# [Provided passage]
<<<<

This Notebook recommends other genres to the user based on a specified genre

First create a DataFrame based on the csv file which contains information about genres

In [1]:
import pandas as pd 
genre_DF = pd.read_csv("data_by_genres.csv")

In [2]:
import math

First for some pre-processing of the data frame

In [3]:
#get abs val of loudness column as all loudness values are negative 
genre_DF['loudness'] = genre_DF['loudness'].abs()
#remove the empty genre
genre_DF = genre_DF[genre_DF['genres'] != ('[]' or ' ' or '')]
#keep track of original genres
genre_df = genre_DF.copy(deep=True)
#now make genres insensitive to spaces for user input
genre_DF['genres'] = genre_DF['genres'].str.replace(' ', '')
# Restrict DF to desired characteristics for comparison
columns = ['acousticness', 'danceability', 'energy', 'instrumentalness', 'liveness', 'loudness', 'speechiness', 'tempo', 'valence', 'popularity']
c_df = genre_DF[columns] 
#normalise columns using min-max normalisation
genre_norm = (c_df-c_df.min())/(c_df.max()-c_df.min())

>>>>

# [Written problem 1]
Which normalization method does the genre recommendation notebook apply to the selected columns?
# [Written problem 2]
In one to three sentences, state why the genre recommendation notebook converts the loudness column to absolute values.
# [Written problem 3]
Write the next part of the genre recommendation notebook, starting after the min-max normalization line.
The records that come next are separate material and have no connection to the genre recommendation notebook.

# [Raw records]
<<<<

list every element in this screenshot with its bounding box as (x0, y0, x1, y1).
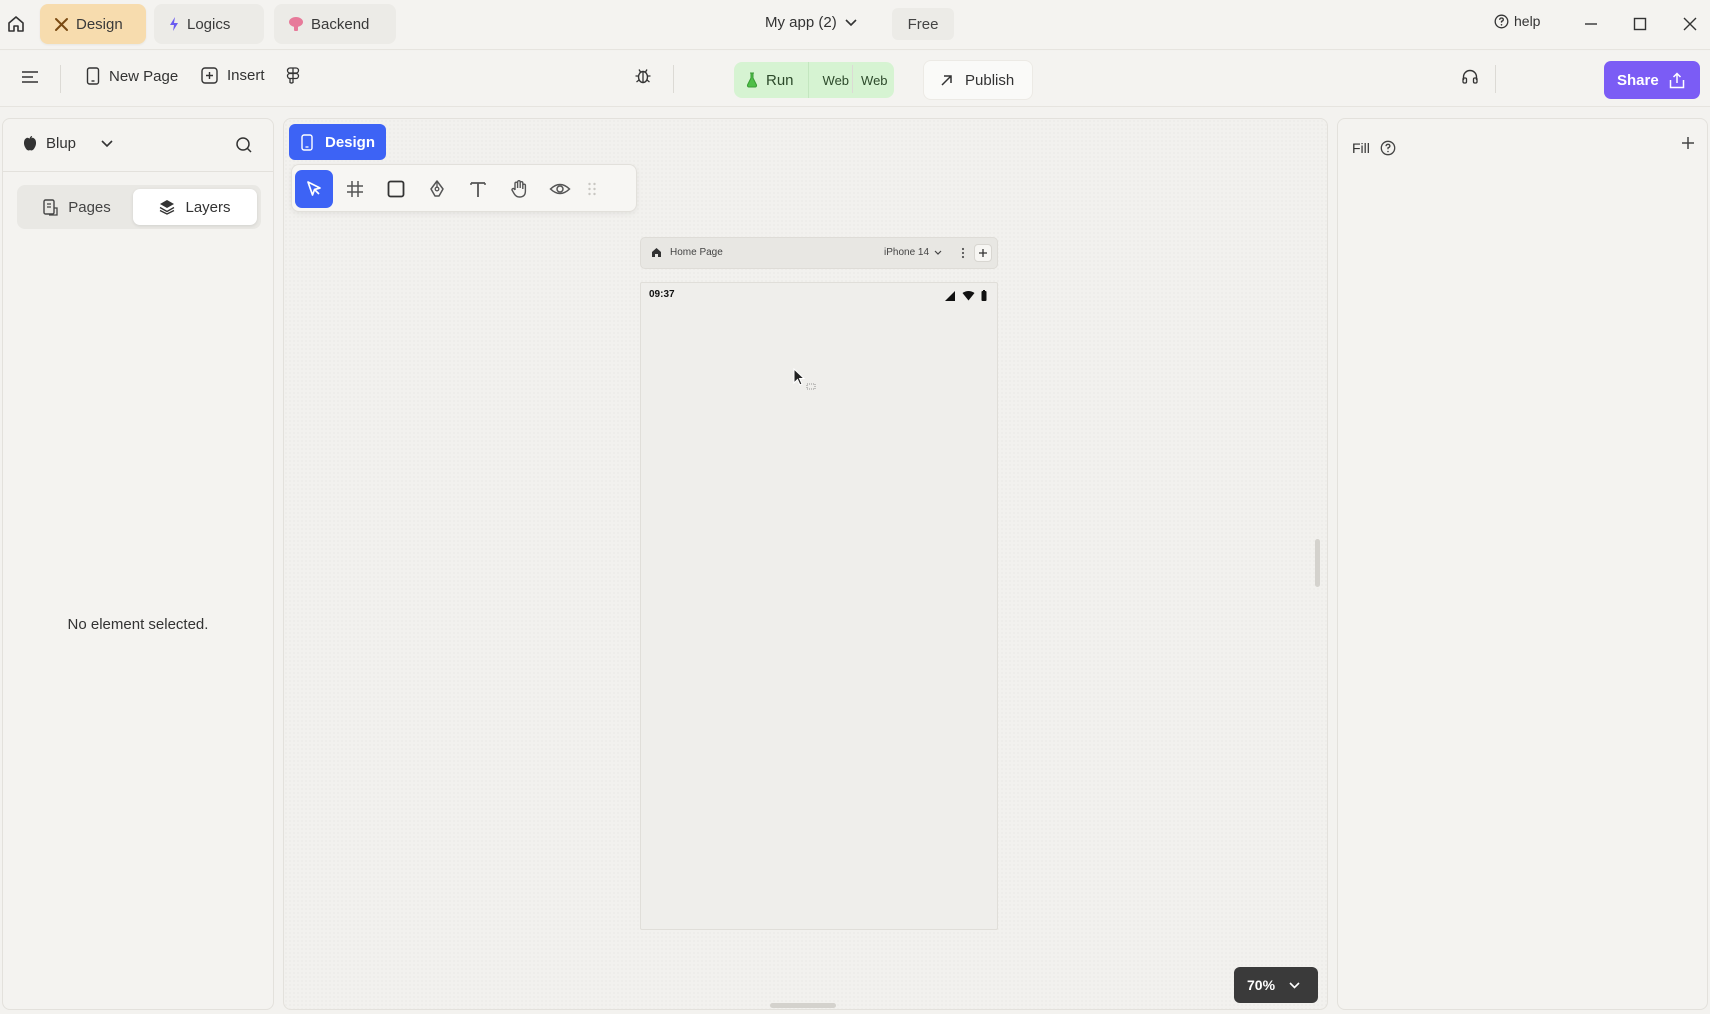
new-page-label: New Page (109, 67, 179, 85)
horizontal-scrollbar[interactable] (770, 1003, 836, 1008)
run-target-2: Web (861, 72, 888, 88)
publish-button[interactable]: Publish (924, 61, 1032, 99)
question-circle-icon (1494, 14, 1509, 29)
bug-debug-icon[interactable] (634, 67, 652, 85)
select-icon[interactable] (295, 170, 333, 208)
zoom-control[interactable]: 70% (1234, 967, 1318, 1003)
design-mode-chip[interactable]: Design (289, 124, 386, 160)
share-label: Share (1617, 71, 1659, 89)
empty-selection-message: No element selected. (67, 616, 209, 633)
title-bar: Design Logics Backend My app (2) Free he… (0, 0, 1710, 50)
chevron-down-icon (934, 250, 942, 256)
frame-grid-icon[interactable] (336, 170, 374, 208)
status-bar-time: 09:37 (649, 289, 675, 300)
chevron-down-icon (101, 139, 113, 148)
run-label: Run (766, 71, 794, 89)
tab-pages[interactable]: Pages (21, 189, 133, 225)
insert-label: Insert (227, 67, 265, 84)
insert-button[interactable]: Insert (201, 67, 265, 84)
fill-section-header: Fill (1352, 140, 1396, 156)
help-label: help (1514, 13, 1541, 29)
drag-handle-icon[interactable] (580, 170, 604, 208)
tab-layers[interactable]: Layers (133, 189, 257, 225)
menu-icon[interactable] (21, 69, 39, 85)
pen-icon[interactable] (418, 170, 456, 208)
maximize-icon[interactable] (1627, 11, 1653, 37)
minimize-icon[interactable] (1578, 11, 1604, 37)
status-bar-icons (945, 290, 987, 301)
tab-backend[interactable]: Backend (274, 4, 396, 44)
layers-icon (159, 199, 175, 215)
blup-logo-icon (23, 135, 37, 152)
share-button[interactable]: Share (1604, 61, 1700, 99)
headset-support-icon[interactable] (1461, 68, 1479, 86)
run-target-1: Web (822, 72, 850, 88)
app-selector[interactable]: My app (2) (765, 14, 857, 31)
rectangle-icon[interactable] (377, 170, 415, 208)
tab-layers-label: Layers (185, 198, 231, 216)
more-vertical-icon[interactable] (961, 246, 965, 260)
chevron-down-icon (1289, 981, 1300, 989)
wifi-icon (962, 290, 975, 301)
design-tools-icon (54, 17, 69, 32)
frame-page-name: Home Page (670, 247, 723, 258)
chevron-down-icon (845, 18, 857, 27)
frame-header[interactable]: Home Page iPhone 14 (640, 237, 998, 269)
battery-icon (981, 290, 987, 301)
project-selector[interactable]: Blup (23, 135, 113, 152)
tab-logics[interactable]: Logics (154, 4, 264, 44)
phone-frame[interactable]: 09:37 (640, 282, 998, 930)
hand-icon[interactable] (500, 170, 538, 208)
search-icon[interactable] (235, 136, 253, 154)
publish-label: Publish (965, 71, 1015, 89)
tab-backend-label: Backend (311, 15, 370, 33)
run-target-selector[interactable]: Web Web (809, 73, 888, 88)
design-canvas[interactable]: Design Home Page iPhone 14 09:37 70% (283, 118, 1328, 1010)
tab-design[interactable]: Design (40, 4, 146, 44)
run-flask-icon (746, 72, 758, 88)
design-mode-label: Design (325, 133, 376, 151)
left-panel: Blup Pages Layers No element selected. (2, 118, 274, 1010)
mouse-cursor-icon (792, 368, 818, 392)
plus-square-icon (201, 67, 218, 84)
question-circle-icon[interactable] (1380, 140, 1396, 156)
lightning-icon (168, 16, 180, 32)
device-selector[interactable]: iPhone 14 (884, 247, 942, 258)
close-icon[interactable] (1677, 11, 1703, 37)
home-icon[interactable] (4, 12, 28, 36)
new-page-button[interactable]: New Page (86, 67, 178, 85)
frame-page-title: Home Page (651, 247, 723, 258)
add-frame-button[interactable] (974, 244, 992, 262)
cellular-signal-icon (945, 290, 956, 301)
mobile-device-icon (301, 133, 313, 151)
share-upload-icon (1669, 71, 1685, 89)
preview-eye-icon[interactable] (541, 170, 579, 208)
add-fill-icon[interactable] (1681, 136, 1695, 150)
figma-import-icon[interactable] (286, 67, 300, 85)
mobile-page-icon (86, 67, 100, 85)
arrow-up-right-icon (940, 74, 953, 87)
pages-icon (43, 198, 58, 216)
tab-design-label: Design (76, 15, 123, 33)
device-name: iPhone 14 (884, 247, 930, 258)
plan-badge[interactable]: Free (892, 8, 954, 40)
help-button[interactable]: help (1494, 13, 1540, 29)
right-panel: Fill (1337, 118, 1708, 1010)
app-name: My app (2) (765, 14, 837, 31)
home-icon (651, 247, 662, 258)
fill-label: Fill (1352, 140, 1370, 156)
main-toolbar: New Page Insert Run Web Web Publish Shar… (0, 51, 1710, 107)
tab-pages-label: Pages (68, 198, 111, 216)
run-group: Run Web Web (734, 62, 894, 98)
vertical-scrollbar[interactable] (1315, 539, 1320, 587)
mushroom-cloud-icon (288, 16, 304, 32)
pages-layers-toggle: Pages Layers (17, 185, 261, 229)
tab-logics-label: Logics (187, 15, 231, 33)
zoom-level: 70% (1247, 977, 1276, 993)
tool-palette (291, 164, 637, 212)
project-name: Blup (46, 135, 77, 152)
run-button[interactable]: Run (734, 62, 809, 98)
text-icon[interactable] (459, 170, 497, 208)
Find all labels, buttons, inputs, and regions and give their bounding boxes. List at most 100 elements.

>>>>

# [Exercise output 1]
Min-max normalization.

# [Exercise output 2]
The notebook converts loudness to absolute values because all of the loudness values in the data are negative.

# [Exercise output 3]
genre_norm.fillna(0, inplace=True) #automatically set na vals to 0

Define a function that returns the normalised vector for the given genre

In [4]:
def normal_genre(genre):
    given_g_norm = genre_norm[genre_DF["genres"] == genre]
    return given_g_norm

Define simple euclidean distance function to calculate the distance regarding all characteristics

In [5]:
def euclidean_distance(row):
    given_g_norm = normal_genre(genre)
    v = 0
    for c in columns:
        v += (row[c] - given_g_norm[c]) ** 2
    return math.sqrt(v)

Define function that sorts genres by similarity to input genre

In [6]:
def similarity():
# Find the similarity index for each other genre
    genre_n_similarity = genre_norm.apply(euclidean_distance, axis=1)
#Sort by ascending value: 0 represents exact similarity
    genre_n_similarity = genre_n_similarity.sort_values(ascending= True)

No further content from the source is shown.